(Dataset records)
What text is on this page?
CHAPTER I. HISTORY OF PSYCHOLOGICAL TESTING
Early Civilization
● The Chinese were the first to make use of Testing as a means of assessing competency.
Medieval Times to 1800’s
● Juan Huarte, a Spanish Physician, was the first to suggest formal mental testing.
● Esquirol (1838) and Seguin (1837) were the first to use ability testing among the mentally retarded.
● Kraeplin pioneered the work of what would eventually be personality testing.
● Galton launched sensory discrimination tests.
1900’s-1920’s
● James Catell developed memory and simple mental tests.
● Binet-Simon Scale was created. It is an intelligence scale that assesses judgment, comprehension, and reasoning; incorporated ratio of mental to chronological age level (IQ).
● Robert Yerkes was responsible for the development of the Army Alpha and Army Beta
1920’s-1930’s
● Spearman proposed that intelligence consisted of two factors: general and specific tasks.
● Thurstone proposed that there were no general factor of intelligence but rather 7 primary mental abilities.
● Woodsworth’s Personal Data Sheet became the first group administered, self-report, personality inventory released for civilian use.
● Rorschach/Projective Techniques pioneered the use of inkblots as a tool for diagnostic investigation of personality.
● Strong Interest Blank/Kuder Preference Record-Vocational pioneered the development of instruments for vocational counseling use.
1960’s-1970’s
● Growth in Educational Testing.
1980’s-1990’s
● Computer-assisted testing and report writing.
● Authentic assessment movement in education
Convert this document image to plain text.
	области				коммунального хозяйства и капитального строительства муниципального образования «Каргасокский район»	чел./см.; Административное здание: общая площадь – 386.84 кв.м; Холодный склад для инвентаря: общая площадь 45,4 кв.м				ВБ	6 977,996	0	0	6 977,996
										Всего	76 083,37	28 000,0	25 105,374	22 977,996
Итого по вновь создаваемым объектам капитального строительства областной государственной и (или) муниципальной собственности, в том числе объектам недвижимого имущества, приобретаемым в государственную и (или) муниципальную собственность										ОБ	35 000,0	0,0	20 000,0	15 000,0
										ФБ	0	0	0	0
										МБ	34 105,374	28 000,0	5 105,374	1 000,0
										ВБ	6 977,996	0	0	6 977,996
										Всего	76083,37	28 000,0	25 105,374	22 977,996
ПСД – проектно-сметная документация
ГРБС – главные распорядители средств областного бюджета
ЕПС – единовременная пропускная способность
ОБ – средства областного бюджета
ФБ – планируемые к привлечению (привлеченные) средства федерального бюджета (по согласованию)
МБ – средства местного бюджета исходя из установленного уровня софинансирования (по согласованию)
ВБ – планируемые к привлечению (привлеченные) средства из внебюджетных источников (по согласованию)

■ **Exercise objective**
Give nothing but the number of lines containing the string "бюджета".

■ **Task output**
4